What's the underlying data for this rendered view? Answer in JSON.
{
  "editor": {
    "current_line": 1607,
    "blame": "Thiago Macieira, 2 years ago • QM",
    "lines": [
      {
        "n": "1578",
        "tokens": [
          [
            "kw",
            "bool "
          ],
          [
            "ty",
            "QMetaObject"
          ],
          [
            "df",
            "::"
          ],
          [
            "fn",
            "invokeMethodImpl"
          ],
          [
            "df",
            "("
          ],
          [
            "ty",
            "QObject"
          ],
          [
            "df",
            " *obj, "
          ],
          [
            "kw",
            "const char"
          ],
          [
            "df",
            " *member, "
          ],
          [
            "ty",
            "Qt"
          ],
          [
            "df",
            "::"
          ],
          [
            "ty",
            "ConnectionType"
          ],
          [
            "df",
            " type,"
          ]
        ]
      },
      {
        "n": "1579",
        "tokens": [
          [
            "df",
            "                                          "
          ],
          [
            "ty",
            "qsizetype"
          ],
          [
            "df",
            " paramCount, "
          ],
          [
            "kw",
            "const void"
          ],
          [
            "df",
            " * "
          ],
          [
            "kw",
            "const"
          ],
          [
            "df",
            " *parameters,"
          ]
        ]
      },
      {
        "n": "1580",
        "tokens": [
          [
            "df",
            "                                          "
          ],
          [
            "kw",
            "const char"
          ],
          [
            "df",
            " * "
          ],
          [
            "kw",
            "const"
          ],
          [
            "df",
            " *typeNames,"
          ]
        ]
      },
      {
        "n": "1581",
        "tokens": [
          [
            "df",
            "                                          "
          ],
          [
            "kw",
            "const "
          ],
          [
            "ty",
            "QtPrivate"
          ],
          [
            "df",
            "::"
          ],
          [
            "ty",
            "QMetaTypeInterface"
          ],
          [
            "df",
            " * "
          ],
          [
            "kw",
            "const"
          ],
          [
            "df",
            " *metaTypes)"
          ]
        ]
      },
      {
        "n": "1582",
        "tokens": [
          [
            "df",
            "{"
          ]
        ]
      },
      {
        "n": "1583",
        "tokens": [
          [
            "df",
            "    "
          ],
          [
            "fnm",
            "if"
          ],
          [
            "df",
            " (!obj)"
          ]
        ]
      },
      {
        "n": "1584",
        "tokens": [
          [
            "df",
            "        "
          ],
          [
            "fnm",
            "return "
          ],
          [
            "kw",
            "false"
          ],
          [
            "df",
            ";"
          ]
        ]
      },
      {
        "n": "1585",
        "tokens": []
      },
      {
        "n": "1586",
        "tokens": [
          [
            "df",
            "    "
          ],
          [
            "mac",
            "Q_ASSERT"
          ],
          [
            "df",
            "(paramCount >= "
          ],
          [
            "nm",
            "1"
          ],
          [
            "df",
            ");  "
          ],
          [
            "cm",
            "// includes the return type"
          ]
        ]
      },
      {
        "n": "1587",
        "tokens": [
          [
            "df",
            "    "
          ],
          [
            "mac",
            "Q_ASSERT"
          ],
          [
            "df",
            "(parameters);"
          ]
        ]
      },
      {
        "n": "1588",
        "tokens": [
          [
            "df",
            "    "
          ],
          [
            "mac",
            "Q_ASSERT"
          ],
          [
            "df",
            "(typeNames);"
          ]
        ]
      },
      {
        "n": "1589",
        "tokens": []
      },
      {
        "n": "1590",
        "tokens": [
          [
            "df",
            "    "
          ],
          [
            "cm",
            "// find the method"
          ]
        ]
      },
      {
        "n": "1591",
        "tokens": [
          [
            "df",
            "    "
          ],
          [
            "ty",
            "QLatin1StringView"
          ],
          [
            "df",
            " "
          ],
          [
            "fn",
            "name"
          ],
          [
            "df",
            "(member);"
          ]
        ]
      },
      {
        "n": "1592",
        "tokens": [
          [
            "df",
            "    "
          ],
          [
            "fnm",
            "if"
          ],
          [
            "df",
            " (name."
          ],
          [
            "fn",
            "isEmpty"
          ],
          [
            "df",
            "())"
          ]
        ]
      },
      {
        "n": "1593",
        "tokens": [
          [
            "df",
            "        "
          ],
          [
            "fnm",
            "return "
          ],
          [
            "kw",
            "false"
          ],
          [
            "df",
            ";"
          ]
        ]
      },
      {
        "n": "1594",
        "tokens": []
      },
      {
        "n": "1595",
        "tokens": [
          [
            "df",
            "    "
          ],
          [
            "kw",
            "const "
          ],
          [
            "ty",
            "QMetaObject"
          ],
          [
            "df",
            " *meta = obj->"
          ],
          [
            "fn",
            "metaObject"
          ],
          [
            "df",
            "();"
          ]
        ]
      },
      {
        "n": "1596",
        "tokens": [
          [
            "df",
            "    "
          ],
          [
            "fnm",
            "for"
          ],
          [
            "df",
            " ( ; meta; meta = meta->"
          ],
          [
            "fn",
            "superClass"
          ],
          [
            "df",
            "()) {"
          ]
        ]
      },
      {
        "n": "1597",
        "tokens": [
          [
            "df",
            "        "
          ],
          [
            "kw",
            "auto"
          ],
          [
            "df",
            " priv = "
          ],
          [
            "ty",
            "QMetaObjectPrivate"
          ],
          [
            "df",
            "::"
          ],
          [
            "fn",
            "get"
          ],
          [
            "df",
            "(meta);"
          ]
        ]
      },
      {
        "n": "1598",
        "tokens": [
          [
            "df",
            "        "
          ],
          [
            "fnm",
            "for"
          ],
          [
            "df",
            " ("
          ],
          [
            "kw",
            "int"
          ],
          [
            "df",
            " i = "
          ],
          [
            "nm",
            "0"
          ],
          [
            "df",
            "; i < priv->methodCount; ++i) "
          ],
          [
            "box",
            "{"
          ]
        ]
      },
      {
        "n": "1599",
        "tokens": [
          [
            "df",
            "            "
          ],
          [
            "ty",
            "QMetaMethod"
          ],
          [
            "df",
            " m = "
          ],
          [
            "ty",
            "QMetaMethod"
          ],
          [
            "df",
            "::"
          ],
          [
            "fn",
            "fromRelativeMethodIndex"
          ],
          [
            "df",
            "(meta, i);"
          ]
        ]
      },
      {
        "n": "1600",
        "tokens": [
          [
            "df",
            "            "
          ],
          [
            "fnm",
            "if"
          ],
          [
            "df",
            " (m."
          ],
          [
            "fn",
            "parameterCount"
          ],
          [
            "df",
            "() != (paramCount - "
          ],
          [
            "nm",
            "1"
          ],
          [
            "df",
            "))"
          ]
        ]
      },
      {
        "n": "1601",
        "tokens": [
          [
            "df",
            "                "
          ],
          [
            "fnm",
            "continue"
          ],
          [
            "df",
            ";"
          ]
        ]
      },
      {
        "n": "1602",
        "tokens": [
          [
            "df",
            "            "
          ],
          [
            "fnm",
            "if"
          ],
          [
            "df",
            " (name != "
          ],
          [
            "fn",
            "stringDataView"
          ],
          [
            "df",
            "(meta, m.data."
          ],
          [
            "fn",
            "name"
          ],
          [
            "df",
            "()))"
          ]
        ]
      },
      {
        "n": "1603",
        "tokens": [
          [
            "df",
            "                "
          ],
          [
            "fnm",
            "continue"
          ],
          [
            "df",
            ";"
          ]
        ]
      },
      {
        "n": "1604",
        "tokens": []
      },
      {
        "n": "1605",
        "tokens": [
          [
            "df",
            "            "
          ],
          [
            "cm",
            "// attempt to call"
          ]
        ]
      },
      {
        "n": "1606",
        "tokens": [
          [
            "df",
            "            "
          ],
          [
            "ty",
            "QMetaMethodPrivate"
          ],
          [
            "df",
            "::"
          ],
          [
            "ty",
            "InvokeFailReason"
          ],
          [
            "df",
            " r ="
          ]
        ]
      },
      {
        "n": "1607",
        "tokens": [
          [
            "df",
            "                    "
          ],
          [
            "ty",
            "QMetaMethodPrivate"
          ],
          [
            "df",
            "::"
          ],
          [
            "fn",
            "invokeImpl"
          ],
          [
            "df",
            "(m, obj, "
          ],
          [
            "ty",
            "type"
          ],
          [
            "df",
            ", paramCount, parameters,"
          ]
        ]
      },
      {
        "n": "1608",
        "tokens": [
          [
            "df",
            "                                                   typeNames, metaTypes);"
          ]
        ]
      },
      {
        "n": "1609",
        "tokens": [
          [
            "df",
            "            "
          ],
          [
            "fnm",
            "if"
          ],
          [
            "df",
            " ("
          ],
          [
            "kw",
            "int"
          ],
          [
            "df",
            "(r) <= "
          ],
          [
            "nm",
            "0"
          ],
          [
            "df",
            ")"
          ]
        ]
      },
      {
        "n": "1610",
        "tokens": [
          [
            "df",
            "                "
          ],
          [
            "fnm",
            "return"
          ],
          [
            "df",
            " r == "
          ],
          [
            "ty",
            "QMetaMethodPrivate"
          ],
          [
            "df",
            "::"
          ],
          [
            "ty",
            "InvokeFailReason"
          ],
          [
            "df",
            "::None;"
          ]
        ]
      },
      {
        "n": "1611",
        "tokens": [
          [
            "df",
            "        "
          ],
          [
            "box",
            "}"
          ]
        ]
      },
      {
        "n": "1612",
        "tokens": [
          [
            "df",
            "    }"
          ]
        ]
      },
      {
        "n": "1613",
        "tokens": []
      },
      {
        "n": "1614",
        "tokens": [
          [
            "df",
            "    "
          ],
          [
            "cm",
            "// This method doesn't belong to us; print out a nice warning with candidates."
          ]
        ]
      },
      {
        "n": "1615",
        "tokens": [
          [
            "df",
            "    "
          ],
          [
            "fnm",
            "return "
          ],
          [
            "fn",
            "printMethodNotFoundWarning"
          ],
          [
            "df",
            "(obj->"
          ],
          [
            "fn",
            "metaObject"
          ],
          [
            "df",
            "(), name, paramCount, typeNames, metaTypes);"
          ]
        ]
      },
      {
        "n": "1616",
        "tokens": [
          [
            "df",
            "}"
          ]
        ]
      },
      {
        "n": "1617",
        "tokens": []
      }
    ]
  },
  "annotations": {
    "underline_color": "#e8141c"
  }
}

----------

* YOUR TASK: In the records above, find the lines containing "typeNames" and copy them.

* SOLUTION TO THE EXERCISE:
            " *typeNames,"
            "(typeNames);"
            "                                                   typeNames, metaTypes);"
            "(), name, paramCount, typeNames, metaTypes);"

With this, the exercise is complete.